What the task asks: Print out every line, exactly as written.

******************************

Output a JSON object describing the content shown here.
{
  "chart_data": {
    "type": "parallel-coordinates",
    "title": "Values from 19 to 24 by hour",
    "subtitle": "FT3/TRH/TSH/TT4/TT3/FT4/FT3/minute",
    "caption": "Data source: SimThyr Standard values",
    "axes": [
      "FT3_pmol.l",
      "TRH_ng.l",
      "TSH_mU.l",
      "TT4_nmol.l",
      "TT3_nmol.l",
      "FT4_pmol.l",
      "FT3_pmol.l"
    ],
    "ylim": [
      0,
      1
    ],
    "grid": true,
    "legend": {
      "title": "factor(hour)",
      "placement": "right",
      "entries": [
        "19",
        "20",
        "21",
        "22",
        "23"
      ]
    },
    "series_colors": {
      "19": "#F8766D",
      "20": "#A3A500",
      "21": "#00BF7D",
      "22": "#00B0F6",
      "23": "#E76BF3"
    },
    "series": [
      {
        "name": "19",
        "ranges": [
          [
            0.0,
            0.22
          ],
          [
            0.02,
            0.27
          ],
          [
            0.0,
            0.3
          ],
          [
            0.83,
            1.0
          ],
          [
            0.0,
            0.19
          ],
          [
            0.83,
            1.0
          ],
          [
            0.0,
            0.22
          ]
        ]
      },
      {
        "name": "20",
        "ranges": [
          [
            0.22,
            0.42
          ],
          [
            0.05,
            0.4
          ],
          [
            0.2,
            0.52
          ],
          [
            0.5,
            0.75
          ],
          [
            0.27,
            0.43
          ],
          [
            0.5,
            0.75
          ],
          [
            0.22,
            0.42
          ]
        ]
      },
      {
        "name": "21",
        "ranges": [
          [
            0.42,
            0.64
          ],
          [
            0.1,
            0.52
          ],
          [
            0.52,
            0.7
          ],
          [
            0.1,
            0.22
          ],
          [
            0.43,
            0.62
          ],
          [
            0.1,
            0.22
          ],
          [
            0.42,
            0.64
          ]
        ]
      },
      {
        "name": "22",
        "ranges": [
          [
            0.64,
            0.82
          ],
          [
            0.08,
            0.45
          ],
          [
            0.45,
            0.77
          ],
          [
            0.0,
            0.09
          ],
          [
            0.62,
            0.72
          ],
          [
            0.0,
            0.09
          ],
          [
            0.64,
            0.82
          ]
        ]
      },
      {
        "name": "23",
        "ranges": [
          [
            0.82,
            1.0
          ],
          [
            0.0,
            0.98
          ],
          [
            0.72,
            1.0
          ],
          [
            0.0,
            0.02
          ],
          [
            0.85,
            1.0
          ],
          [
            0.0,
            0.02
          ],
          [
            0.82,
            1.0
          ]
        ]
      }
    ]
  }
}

******************************

Exercise output:
Output a JSON object describing the content shown here.
{
  "chart_data": {
    "type": "parallel-coordinates",
    "title": "Values from 19 to 24 by hour",
    "subtitle": "FT3/TRH/TSH/TT4/TT3/FT4/FT3/minute",
    "caption": "Data source: SimThyr Standard values",
    "axes": [
      "FT3_pmol.l",
      "TRH_ng.l",
      "TSH_mU.l",
      "TT4_nmol.l",
      "TT3_nmol.l",
      "FT4_pmol.l",
      "FT3_pmol.l"
    ],
    "ylim": [
      0,
      1
    ],
    "grid": true,
    "legend": {
      "title": "factor(hour)",
      "placement": "right",
      "entries": [
        "19",
        "20",
        "21",
        "22",
        "23"
      ]
    },
    "series_colors": {
      "19": "#F8766D",
      "20": "#A3A500",
      "21": "#00BF7D",
      "22": "#00B0F6",
      "23": "#E76BF3"
    },
    "series": [
      {
        "name": "19",
        "ranges": [
          [
            0.0,
            0.22
          ],
          [
            0.02,
            0.27
          ],
          [
            0.0,
            0.3
          ],
          [
            0.83,
            1.0
          ],
          [
            0.0,
            0.19
          ],
          [
            0.83,
            1.0
          ],
          [
            0.0,
            0.22
          ]
        ]
      },
      {
        "name": "20",
        "ranges": [
          [
            0.22,
            0.42
          ],
          [
            0.05,
            0.4
          ],
          [
            0.2,
            0.52
          ],
          [
            0.5,
            0.75
          ],
          [
            0.27,
            0.43
          ],
          [
            0.5,
            0.75
          ],
          [
            0.22,
            0.42
          ]
        ]
      },
      {
        "name": "21",
        "ranges": [
          [
            0.42,
            0.64
          ],
          [
            0.1,
            0.52
          ],
          [
            0.52,
            0.7
          ],
          [
            0.1,
            0.22
          ],
          [
            0.43,
            0.62
          ],
          [
            0.1,
            0.22
          ],
          [
            0.42,
            0.64
          ]
        ]
      },
      {
        "name": "22",
        "ranges": [
          [
            0.64,
            0.82
          ],
          [
            0.08,
            0.45
          ],
          [
            0.45,
            0.77
          ],
          [
            0.0,
            0.09
          ],
          [
            0.62,
            0.72
          ],
          [
            0.0,
            0.09
          ],
          [
            0.64,
            0.82
          ]
        ]
      },
      {
        "name": "23",
        "ranges": [
          [
            0.82,
            1.0
          ],
          [
            0.0,
            0.98
          ],
          [
            0.72,
            1.0
          ],
          [
            0.0,
            0.02
          ],
          [
            0.85,
            1.0
          ],
          [
            0.0,
            0.02
          ],
          [
            0.82,
            1.0
          ]
        ]
      }
    ]
  }
}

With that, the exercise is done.